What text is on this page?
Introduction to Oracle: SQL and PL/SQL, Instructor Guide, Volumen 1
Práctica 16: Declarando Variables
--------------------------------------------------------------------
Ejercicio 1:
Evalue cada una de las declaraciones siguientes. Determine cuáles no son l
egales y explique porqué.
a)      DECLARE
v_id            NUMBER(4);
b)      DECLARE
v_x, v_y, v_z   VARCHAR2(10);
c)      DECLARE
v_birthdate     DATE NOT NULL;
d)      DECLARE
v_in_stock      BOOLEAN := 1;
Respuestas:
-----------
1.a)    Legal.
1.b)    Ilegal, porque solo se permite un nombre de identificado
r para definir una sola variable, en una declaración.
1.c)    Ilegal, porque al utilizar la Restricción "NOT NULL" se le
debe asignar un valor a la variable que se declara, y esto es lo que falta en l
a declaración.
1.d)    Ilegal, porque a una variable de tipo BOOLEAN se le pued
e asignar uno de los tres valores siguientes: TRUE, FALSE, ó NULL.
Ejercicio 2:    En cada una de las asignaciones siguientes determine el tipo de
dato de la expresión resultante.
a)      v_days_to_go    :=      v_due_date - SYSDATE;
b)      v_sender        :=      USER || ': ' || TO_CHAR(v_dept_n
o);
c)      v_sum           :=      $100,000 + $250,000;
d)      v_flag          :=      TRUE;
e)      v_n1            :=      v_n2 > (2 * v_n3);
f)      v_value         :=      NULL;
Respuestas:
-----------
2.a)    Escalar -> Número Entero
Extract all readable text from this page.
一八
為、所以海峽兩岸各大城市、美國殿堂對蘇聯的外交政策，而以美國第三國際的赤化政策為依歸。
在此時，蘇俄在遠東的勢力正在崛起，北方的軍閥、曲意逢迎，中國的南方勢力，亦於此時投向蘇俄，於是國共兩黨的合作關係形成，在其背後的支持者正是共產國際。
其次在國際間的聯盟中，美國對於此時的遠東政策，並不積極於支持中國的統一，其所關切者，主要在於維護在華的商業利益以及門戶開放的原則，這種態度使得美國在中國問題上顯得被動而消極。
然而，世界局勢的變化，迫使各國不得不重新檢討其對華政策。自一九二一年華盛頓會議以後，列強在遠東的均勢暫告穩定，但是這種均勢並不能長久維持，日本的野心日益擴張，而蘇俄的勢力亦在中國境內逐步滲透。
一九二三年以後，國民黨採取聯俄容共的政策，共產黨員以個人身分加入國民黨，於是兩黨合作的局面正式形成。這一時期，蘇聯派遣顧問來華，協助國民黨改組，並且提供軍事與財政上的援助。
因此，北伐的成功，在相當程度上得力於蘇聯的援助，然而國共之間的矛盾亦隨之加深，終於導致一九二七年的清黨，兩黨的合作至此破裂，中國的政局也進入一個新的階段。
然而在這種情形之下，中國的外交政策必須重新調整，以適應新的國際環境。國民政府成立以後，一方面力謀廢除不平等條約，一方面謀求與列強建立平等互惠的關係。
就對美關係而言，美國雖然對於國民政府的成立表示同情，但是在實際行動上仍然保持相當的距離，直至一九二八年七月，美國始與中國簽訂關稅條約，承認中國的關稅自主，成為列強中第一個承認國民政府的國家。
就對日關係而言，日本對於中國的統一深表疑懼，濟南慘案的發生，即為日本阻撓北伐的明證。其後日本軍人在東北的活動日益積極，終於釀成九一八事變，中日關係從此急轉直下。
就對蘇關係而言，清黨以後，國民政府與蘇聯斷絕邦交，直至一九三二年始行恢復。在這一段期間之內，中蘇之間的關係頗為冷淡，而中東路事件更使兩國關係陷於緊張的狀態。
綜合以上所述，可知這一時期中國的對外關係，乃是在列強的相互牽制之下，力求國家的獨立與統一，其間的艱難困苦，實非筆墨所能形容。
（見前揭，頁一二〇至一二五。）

§

Exercise directions.
Restate all of the entries exactly, please.

Answer to the exercise.
What text is on this page?
Introduction to Oracle: SQL and PL/SQL, Instructor Guide, Volumen 1
Práctica 16: Declarando Variables
--------------------------------------------------------------------
Ejercicio 1:
Evalue cada una de las declaraciones siguientes. Determine cuáles no son l
egales y explique porqué.
a)      DECLARE
v_id            NUMBER(4);
b)      DECLARE
v_x, v_y, v_z   VARCHAR2(10);
c)      DECLARE
v_birthdate     DATE NOT NULL;
d)      DECLARE
v_in_stock      BOOLEAN := 1;
Respuestas:
-----------
1.a)    Legal.
1.b)    Ilegal, porque solo se permite un nombre de identificado
r para definir una sola variable, en una declaración.
1.c)    Ilegal, porque al utilizar la Restricción "NOT NULL" se le
debe asignar un valor a la variable que se declara, y esto es lo que falta en l
a declaración.
1.d)    Ilegal, porque a una variable de tipo BOOLEAN se le pued
e asignar uno de los tres valores siguientes: TRUE, FALSE, ó NULL.
Ejercicio 2:    En cada una de las asignaciones siguientes determine el tipo de
dato de la expresión resultante.
a)      v_days_to_go    :=      v_due_date - SYSDATE;
b)      v_sender        :=      USER || ': ' || TO_CHAR(v_dept_n
o);
c)      v_sum           :=      $100,000 + $250,000;
d)      v_flag          :=      TRUE;
e)      v_n1            :=      v_n2 > (2 * v_n3);
f)      v_value         :=      NULL;
Respuestas:
-----------
2.a)    Escalar -> Número Entero
Extract all readable text from this page.
一八
為、所以海峽兩岸各大城市、美國殿堂對蘇聯的外交政策，而以美國第三國際的赤化政策為依歸。
在此時，蘇俄在遠東的勢力正在崛起，北方的軍閥、曲意逢迎，中國的南方勢力，亦於此時投向蘇俄，於是國共兩黨的合作關係形成，在其背後的支持者正是共產國際。
其次在國際間的聯盟中，美國對於此時的遠東政策，並不積極於支持中國的統一，其所關切者，主要在於維護在華的商業利益以及門戶開放的原則，這種態度使得美國在中國問題上顯得被動而消極。
然而，世界局勢的變化，迫使各國不得不重新檢討其對華政策。自一九二一年華盛頓會議以後，列強在遠東的均勢暫告穩定，但是這種均勢並不能長久維持，日本的野心日益擴張，而蘇俄的勢力亦在中國境內逐步滲透。
一九二三年以後，國民黨採取聯俄容共的政策，共產黨員以個人身分加入國民黨，於是兩黨合作的局面正式形成。這一時期，蘇聯派遣顧問來華，協助國民黨改組，並且提供軍事與財政上的援助。
因此，北伐的成功，在相當程度上得力於蘇聯的援助，然而國共之間的矛盾亦隨之加深，終於導致一九二七年的清黨，兩黨的合作至此破裂，中國的政局也進入一個新的階段。
然而在這種情形之下，中國的外交政策必須重新調整，以適應新的國際環境。國民政府成立以後，一方面力謀廢除不平等條約，一方面謀求與列強建立平等互惠的關係。
就對美關係而言，美國雖然對於國民政府的成立表示同情，但是在實際行動上仍然保持相當的距離，直至一九二八年七月，美國始與中國簽訂關稅條約，承認中國的關稅自主，成為列強中第一個承認國民政府的國家。
就對日關係而言，日本對於中國的統一深表疑懼，濟南慘案的發生，即為日本阻撓北伐的明證。其後日本軍人在東北的活動日益積極，終於釀成九一八事變，中日關係從此急轉直下。
就對蘇關係而言，清黨以後，國民政府與蘇聯斷絕邦交，直至一九三二年始行恢復。在這一段期間之內，中蘇之間的關係頗為冷淡，而中東路事件更使兩國關係陷於緊張的狀態。
綜合以上所述，可知這一時期中國的對外關係，乃是在列強的相互牽制之下，力求國家的獨立與統一，其間的艱難困苦，實非筆墨所能形容。
（見前揭，頁一二〇至一二五。）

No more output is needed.